» **Data records**:

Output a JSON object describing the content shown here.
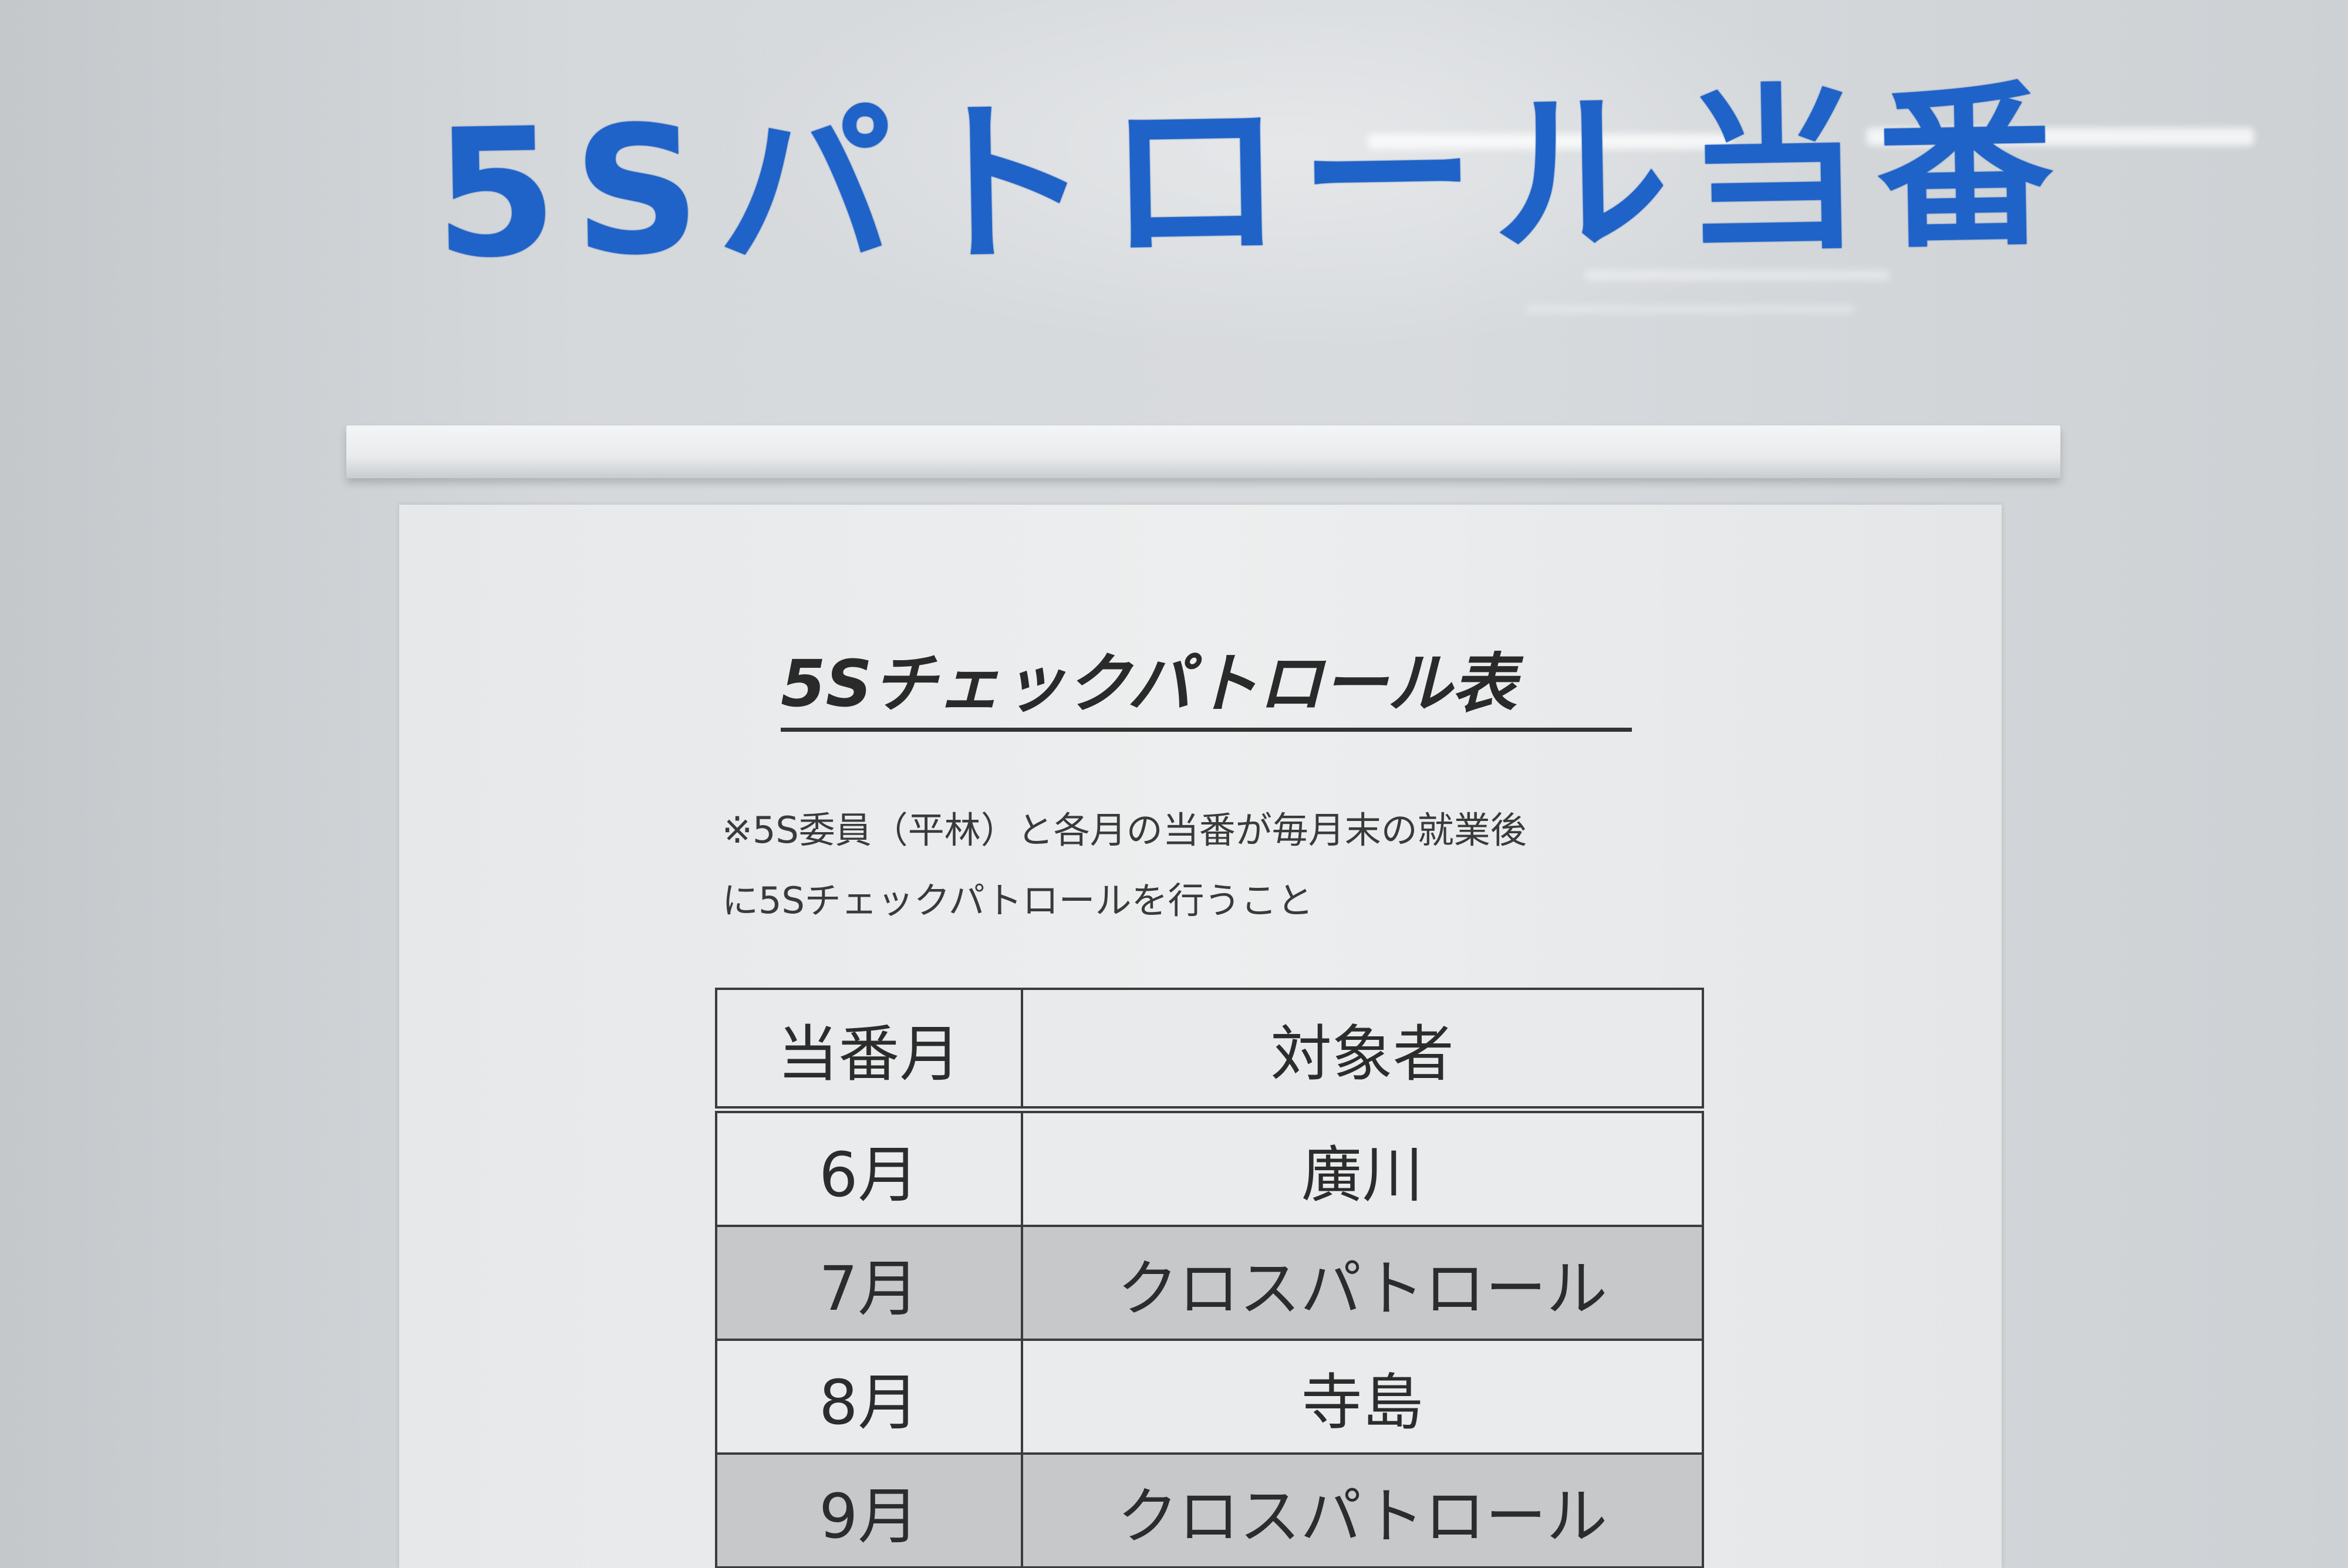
{
  "whiteboard": {
    "handwritten_title": "5Sパトロール当番"
  },
  "poster": {
    "title": "5Sチェックパトロール表",
    "note_line_1": "※5S委員（平林）と各月の当番が毎月末の就業後",
    "note_line_2": "に5Sチェックパトロールを行うこと",
    "table": {
      "headers": [
        "当番月",
        "対象者"
      ],
      "rows": [
        {
          "month": "6月",
          "person": "廣川",
          "shaded": false
        },
        {
          "month": "7月",
          "person": "クロスパトロール",
          "shaded": true
        },
        {
          "month": "8月",
          "person": "寺島",
          "shaded": false
        },
        {
          "month": "9月",
          "person": "クロスパトロール",
          "shaded": true
        }
      ]
    }
  },
  "colors": {
    "marker_blue": "#1f63c8",
    "board": "#d6d9dc",
    "paper": "#eceeef",
    "shaded_row": "#c6c8ca"
  }
}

» **Written instruction**: In your copy of the records, include no pictures; repeat everything else exactly.

» **Task solution**:
Output a JSON object describing the content shown here.
{
  "whiteboard": {
    "handwritten_title": "5Sパトロール当番"
  },
  "poster": {
    "title": "5Sチェックパトロール表",
    "note_line_1": "※5S委員（平林）と各月の当番が毎月末の就業後",
    "note_line_2": "に5Sチェックパトロールを行うこと",
    "table": {
      "headers": [
        "当番月",
        "対象者"
      ],
      "rows": [
        {
          "month": "6月",
          "person": "廣川",
          "shaded": false
        },
        {
          "month": "7月",
          "person": "クロスパトロール",
          "shaded": true
        },
        {
          "month": "8月",
          "person": "寺島",
          "shaded": false
        },
        {
          "month": "9月",
          "person": "クロスパトロール",
          "shaded": true
        }
      ]
    }
  },
  "colors": {
    "marker_blue": "#1f63c8",
    "board": "#d6d9dc",
    "paper": "#eceeef",
    "shaded_row": "#c6c8ca"
  }
}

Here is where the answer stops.